Exercise task
Find the lines in these entries that include the word "structure" and state how many there are, with no other words.

Extracted entries
------------------------------

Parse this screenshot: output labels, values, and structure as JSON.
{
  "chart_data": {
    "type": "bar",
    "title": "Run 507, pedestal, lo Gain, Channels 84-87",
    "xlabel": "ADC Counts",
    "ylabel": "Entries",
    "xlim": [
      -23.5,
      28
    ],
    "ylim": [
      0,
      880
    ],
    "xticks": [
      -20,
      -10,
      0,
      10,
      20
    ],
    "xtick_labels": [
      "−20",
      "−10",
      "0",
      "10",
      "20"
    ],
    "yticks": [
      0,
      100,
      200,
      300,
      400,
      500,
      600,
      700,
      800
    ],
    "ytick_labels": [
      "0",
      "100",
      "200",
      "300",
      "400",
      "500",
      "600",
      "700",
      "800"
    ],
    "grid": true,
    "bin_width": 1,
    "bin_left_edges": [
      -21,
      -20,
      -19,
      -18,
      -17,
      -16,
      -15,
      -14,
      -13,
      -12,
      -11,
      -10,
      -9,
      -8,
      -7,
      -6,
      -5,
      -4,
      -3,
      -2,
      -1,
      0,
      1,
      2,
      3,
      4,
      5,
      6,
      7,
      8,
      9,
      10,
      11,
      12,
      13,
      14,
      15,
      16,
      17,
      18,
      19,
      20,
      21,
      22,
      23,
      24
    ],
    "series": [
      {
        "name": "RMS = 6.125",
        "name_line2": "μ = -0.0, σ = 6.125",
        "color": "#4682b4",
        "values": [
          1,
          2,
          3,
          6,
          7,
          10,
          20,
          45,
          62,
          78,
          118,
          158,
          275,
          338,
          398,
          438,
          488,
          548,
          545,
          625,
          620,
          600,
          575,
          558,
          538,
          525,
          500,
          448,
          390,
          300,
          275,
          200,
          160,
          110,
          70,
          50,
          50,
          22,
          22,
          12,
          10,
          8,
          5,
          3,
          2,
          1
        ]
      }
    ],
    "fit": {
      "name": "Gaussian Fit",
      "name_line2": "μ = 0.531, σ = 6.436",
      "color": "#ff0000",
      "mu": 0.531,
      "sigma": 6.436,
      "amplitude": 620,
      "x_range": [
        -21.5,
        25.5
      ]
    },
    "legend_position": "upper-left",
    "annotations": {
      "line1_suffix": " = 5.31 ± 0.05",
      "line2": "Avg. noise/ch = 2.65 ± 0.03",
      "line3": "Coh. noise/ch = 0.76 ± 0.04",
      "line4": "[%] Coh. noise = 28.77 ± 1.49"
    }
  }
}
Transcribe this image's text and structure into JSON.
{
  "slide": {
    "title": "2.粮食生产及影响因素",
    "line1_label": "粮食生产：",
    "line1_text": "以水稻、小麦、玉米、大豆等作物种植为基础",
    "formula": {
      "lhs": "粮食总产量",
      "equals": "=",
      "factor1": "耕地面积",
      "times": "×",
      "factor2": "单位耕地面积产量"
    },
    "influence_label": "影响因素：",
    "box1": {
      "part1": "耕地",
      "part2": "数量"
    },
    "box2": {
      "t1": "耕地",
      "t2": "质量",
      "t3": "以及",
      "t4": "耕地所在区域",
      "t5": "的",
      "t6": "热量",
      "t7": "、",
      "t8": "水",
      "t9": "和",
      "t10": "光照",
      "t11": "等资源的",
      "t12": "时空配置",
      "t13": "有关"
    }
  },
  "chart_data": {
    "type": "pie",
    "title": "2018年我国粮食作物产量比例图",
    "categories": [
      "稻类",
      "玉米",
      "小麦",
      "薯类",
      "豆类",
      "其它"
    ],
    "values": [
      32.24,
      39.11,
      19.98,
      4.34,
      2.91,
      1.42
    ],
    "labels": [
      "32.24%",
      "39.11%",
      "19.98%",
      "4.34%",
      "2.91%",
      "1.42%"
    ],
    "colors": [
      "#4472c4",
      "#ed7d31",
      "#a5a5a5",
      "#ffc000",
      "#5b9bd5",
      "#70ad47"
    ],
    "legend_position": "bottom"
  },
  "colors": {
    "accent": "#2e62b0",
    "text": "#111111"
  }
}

------------------------------

Task result
2